- Given problem:
Could you copy every line from the material below in which "intensive" appears?
===== Data provided
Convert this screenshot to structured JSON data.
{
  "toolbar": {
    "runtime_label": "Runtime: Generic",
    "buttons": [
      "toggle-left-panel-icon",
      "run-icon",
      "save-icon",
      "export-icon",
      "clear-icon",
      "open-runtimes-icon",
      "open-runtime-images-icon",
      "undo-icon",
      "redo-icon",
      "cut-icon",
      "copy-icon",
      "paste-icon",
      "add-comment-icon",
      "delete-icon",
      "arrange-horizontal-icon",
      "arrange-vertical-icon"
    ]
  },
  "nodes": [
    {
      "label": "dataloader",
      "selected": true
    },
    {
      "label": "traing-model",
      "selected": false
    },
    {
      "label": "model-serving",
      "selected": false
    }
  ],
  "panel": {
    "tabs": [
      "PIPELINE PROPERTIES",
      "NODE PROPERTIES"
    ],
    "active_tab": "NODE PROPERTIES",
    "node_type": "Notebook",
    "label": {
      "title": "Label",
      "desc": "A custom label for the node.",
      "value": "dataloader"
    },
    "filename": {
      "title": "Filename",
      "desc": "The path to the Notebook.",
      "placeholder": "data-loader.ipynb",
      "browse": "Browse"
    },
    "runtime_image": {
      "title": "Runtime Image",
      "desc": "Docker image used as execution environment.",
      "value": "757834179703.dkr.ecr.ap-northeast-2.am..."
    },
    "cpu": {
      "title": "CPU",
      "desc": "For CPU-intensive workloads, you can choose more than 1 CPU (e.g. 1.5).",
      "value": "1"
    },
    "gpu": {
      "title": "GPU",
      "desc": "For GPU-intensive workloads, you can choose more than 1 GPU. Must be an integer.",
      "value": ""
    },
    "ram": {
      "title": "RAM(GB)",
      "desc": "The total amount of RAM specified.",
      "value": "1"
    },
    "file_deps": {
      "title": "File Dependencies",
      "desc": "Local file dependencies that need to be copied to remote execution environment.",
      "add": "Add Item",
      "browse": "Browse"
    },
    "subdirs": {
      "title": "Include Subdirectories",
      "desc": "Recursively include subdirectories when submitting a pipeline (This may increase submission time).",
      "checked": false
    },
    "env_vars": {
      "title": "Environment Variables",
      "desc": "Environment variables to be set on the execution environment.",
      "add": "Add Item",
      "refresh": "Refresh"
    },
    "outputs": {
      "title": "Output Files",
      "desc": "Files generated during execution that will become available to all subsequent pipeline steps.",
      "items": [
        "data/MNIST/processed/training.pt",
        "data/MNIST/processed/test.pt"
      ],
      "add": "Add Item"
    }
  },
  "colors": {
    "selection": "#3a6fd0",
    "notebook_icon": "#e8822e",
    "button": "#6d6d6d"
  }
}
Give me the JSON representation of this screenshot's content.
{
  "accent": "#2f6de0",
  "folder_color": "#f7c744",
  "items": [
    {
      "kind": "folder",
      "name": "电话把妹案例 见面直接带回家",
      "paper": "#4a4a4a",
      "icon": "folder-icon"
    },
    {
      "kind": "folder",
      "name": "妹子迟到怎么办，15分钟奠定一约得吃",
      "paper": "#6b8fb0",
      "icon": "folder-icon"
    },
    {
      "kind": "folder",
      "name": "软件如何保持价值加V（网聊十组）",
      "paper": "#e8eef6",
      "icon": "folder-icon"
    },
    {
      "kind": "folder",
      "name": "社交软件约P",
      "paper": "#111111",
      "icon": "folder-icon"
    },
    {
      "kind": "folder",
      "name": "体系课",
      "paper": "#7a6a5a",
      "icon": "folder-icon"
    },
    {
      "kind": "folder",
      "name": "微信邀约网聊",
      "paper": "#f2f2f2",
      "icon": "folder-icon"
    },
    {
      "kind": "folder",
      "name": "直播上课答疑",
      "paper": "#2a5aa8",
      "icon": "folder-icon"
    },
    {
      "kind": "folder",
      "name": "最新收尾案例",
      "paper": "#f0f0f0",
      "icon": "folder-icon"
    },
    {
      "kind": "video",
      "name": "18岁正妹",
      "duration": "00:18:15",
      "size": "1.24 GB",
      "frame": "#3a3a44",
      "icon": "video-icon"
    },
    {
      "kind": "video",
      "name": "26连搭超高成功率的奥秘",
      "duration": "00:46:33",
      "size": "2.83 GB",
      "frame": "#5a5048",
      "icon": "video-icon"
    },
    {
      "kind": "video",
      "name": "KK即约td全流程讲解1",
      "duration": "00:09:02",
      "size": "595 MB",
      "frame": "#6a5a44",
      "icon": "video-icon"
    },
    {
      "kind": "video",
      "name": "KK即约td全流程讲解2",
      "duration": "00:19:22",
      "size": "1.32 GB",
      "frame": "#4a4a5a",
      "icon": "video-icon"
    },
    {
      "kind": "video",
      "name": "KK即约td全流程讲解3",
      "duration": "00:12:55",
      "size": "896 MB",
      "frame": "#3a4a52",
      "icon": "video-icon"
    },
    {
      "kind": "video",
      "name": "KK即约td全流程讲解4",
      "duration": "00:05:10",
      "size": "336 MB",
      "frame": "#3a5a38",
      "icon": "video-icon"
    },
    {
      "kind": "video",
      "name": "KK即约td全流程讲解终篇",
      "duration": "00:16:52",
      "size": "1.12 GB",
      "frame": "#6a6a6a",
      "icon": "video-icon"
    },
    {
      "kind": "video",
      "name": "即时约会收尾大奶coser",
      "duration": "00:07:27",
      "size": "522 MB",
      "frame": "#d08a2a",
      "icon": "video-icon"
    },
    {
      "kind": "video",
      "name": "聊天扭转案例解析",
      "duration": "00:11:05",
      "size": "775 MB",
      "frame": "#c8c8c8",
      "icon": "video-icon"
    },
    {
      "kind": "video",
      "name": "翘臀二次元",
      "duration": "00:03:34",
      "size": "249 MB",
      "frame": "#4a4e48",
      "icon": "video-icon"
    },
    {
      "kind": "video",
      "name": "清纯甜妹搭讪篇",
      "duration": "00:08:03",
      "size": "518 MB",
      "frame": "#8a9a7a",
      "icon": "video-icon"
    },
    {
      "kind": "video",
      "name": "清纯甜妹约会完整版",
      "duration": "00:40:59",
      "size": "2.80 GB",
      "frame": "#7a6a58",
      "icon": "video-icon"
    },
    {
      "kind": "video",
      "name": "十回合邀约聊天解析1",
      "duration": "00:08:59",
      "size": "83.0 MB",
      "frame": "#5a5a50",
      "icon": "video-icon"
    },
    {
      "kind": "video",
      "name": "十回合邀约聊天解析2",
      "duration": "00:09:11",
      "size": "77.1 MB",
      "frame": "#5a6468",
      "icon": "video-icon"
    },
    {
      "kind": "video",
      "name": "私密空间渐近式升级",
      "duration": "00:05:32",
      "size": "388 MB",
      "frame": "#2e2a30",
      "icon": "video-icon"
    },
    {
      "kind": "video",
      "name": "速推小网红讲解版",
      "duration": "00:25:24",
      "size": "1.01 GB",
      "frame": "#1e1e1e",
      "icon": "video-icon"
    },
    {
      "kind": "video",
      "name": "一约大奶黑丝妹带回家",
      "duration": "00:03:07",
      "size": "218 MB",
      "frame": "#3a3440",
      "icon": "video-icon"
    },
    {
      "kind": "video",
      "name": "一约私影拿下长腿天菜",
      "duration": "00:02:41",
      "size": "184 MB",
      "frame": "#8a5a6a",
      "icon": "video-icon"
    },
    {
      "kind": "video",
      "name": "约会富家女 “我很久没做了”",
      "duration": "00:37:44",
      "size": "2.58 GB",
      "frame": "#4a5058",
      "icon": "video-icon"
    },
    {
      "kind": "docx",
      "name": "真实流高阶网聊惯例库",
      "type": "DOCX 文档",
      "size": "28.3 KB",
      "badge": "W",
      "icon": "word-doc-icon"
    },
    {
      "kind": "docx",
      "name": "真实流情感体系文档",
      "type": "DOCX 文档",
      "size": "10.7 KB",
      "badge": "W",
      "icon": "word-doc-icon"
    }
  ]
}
==========
- Response to the exercise:
      "desc": "For CPU-intensive workloads, you can choose more than 1 CPU (e.g. 1.5).",
      "desc": "For GPU-intensive workloads, you can choose more than 1 GPU. Must be an integer.",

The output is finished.